▸ Challenge:
Provide only the number of lines in the data below that contain the string "duration".
* * *
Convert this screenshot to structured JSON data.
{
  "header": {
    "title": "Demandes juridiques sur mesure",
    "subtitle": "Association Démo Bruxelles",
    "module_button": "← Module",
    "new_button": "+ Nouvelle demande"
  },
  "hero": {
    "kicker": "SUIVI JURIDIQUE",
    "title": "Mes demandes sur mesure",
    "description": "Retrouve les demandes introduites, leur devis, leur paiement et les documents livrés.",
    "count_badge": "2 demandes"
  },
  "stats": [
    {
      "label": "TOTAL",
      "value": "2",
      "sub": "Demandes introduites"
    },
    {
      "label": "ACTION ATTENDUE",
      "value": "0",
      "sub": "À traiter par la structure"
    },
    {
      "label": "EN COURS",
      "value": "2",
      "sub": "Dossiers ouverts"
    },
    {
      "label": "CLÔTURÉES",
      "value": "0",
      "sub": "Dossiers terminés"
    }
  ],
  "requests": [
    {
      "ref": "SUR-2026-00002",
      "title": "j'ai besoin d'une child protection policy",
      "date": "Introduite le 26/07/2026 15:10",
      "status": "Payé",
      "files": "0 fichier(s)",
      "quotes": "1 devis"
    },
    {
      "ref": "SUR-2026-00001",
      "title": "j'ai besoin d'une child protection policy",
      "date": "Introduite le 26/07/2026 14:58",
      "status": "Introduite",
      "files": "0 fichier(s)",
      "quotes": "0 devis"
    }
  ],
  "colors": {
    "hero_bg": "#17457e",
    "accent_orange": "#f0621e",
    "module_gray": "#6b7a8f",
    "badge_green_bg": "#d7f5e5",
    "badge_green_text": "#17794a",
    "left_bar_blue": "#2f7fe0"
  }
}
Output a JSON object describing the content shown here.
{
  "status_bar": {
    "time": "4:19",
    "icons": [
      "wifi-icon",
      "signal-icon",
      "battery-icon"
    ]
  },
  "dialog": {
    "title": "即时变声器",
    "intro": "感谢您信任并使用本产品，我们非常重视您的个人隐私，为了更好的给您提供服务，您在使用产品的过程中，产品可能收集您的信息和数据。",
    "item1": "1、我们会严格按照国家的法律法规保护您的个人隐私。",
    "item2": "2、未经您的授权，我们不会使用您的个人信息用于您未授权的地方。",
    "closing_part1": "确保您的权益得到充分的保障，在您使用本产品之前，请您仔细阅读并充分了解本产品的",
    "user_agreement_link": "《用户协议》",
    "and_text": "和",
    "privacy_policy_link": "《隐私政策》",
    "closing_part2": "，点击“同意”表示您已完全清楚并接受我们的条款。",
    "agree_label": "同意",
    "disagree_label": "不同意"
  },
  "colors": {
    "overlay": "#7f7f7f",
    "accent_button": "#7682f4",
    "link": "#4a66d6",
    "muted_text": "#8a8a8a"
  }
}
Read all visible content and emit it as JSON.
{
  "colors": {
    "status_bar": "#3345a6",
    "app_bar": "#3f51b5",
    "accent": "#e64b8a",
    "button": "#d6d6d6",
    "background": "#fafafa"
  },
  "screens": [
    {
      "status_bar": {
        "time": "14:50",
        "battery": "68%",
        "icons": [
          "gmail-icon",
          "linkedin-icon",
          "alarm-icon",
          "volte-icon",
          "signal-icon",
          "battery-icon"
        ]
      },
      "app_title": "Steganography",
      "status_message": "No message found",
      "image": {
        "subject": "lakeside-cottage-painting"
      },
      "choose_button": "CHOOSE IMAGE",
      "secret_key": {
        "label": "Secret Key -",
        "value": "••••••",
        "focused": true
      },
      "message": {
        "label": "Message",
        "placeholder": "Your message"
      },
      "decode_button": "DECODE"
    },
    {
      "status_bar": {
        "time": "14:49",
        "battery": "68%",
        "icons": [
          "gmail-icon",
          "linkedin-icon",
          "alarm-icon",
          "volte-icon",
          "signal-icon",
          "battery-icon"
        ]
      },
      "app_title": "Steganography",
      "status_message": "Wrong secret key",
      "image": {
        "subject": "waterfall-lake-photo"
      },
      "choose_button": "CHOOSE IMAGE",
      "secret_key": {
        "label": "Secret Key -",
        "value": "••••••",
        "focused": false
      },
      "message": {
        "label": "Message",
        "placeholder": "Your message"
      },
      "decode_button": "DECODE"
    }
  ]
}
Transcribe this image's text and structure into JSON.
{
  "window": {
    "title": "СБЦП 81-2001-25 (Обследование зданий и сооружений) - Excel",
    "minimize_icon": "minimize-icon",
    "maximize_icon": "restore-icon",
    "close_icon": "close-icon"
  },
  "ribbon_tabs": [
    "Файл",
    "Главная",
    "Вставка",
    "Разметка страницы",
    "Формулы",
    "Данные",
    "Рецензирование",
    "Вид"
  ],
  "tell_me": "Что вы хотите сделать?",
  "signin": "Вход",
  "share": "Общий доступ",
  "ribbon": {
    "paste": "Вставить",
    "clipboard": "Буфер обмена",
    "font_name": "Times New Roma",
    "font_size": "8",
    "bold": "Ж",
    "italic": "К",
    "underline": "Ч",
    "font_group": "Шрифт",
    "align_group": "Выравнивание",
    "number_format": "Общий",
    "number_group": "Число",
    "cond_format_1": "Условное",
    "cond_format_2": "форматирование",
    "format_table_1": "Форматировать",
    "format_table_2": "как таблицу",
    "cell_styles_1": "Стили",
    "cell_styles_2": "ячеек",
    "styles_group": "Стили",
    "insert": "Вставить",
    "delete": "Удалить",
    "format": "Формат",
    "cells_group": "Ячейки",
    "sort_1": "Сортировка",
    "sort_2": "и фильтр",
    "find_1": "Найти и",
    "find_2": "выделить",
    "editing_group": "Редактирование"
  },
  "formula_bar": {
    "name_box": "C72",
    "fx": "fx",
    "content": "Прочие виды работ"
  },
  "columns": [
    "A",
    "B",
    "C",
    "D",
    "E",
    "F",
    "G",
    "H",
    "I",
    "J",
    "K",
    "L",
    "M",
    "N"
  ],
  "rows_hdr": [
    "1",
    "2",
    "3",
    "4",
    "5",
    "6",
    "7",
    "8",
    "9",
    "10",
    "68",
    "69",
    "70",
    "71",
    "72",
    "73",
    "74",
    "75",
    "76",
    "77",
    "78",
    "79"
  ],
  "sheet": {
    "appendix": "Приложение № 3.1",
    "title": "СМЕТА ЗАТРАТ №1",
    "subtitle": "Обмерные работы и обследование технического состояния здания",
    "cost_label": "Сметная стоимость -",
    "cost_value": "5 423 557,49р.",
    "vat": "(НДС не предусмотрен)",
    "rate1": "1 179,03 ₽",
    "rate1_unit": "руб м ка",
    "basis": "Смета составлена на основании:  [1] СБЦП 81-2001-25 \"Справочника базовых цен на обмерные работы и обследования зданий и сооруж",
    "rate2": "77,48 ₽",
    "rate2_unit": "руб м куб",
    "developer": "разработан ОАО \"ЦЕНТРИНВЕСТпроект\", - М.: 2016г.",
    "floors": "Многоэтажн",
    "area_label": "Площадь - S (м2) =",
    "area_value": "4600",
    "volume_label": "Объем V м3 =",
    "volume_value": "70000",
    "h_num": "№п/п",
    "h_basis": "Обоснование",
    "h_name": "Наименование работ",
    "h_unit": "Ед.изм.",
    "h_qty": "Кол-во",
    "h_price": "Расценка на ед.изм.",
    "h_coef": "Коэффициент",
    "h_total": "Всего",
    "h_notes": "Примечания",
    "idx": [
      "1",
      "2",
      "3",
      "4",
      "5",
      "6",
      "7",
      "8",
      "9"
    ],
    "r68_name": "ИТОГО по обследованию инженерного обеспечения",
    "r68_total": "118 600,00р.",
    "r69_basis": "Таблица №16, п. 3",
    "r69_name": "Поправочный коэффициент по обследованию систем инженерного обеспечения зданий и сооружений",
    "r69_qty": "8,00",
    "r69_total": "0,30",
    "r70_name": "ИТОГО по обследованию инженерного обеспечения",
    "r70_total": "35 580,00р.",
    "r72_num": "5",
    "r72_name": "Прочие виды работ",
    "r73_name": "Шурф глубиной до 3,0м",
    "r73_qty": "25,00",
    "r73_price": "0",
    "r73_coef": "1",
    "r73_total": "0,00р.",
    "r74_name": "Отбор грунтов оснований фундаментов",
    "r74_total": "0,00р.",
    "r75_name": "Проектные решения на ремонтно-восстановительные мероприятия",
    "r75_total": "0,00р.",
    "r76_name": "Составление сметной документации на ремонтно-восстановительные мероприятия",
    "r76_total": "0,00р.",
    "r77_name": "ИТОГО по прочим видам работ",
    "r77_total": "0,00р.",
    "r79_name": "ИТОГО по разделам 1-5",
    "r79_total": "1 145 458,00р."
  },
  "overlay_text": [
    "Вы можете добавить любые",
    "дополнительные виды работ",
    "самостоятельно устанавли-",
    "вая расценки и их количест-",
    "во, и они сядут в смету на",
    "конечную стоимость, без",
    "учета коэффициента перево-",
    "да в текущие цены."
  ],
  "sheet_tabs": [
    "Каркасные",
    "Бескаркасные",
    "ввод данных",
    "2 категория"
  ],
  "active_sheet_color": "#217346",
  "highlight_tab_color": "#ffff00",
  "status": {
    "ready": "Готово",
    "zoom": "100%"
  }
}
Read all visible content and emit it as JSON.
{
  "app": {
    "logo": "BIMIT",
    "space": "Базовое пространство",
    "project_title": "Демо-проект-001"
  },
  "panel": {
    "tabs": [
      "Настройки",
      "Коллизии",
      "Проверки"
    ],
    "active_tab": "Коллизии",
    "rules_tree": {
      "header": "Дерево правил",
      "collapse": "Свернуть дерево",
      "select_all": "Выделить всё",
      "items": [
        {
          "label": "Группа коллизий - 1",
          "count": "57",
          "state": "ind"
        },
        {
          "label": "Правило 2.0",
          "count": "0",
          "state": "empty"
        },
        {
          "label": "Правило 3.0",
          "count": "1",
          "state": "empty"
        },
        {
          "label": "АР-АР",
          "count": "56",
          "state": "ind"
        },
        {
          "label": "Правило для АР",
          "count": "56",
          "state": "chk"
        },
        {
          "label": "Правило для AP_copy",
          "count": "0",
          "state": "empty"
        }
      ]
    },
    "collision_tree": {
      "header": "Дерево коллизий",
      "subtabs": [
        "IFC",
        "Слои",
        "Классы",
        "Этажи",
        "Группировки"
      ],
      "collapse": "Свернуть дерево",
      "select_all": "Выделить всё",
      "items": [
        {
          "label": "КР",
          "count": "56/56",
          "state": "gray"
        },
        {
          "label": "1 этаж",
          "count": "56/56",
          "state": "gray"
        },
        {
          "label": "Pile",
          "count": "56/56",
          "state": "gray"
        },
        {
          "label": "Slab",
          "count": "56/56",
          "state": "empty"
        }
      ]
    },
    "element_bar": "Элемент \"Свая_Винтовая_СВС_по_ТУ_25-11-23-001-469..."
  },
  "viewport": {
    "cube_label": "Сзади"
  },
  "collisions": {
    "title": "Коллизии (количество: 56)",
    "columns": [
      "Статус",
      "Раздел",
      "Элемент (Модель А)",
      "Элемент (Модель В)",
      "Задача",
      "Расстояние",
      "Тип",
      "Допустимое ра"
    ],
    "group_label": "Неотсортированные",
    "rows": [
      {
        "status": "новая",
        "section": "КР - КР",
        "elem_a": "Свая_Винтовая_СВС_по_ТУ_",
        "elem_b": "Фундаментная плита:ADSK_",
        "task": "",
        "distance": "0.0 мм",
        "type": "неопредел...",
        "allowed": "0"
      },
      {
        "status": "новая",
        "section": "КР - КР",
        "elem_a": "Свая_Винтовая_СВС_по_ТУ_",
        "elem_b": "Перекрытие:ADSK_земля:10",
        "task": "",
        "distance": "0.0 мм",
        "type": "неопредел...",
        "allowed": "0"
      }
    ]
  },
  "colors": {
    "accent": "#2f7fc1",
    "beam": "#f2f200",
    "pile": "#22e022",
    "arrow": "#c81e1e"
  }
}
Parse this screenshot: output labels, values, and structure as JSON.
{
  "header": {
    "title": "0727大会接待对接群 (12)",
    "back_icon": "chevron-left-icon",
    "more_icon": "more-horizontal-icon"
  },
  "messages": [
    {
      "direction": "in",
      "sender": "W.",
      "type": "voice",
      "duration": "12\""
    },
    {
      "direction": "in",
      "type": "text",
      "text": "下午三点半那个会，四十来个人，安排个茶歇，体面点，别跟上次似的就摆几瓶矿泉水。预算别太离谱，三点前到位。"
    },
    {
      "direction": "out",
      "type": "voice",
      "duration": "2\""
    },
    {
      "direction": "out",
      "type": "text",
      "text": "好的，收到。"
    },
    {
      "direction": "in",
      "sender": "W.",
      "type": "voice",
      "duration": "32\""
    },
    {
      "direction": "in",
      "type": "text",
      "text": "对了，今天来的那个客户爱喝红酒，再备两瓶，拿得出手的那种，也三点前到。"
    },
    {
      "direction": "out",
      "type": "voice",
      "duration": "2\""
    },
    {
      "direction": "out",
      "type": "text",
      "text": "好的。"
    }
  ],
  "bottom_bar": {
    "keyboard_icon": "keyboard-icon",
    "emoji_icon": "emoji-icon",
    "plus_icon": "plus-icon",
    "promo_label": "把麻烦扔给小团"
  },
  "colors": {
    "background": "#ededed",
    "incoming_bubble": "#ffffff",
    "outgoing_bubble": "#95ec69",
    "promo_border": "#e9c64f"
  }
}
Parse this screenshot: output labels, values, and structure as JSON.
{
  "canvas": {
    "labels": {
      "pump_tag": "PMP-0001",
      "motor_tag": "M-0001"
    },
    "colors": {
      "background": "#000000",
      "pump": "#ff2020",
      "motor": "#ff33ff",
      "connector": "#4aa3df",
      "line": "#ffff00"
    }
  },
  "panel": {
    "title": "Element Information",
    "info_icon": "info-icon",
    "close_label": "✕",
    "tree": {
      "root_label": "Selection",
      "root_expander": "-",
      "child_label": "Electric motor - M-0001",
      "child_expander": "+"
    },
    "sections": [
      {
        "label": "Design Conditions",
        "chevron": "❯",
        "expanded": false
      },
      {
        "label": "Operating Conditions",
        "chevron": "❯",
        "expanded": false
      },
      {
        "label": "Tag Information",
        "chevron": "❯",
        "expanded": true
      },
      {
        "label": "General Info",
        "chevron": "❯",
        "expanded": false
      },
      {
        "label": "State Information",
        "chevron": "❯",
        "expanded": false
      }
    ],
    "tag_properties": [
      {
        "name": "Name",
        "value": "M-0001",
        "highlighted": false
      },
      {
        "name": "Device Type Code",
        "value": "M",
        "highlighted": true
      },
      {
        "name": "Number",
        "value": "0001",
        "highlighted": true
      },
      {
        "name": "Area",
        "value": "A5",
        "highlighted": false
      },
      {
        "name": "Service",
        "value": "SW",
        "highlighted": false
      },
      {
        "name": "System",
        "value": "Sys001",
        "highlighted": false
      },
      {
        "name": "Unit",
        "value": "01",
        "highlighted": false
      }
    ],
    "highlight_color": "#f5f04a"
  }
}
* * *
▸ The answer:
4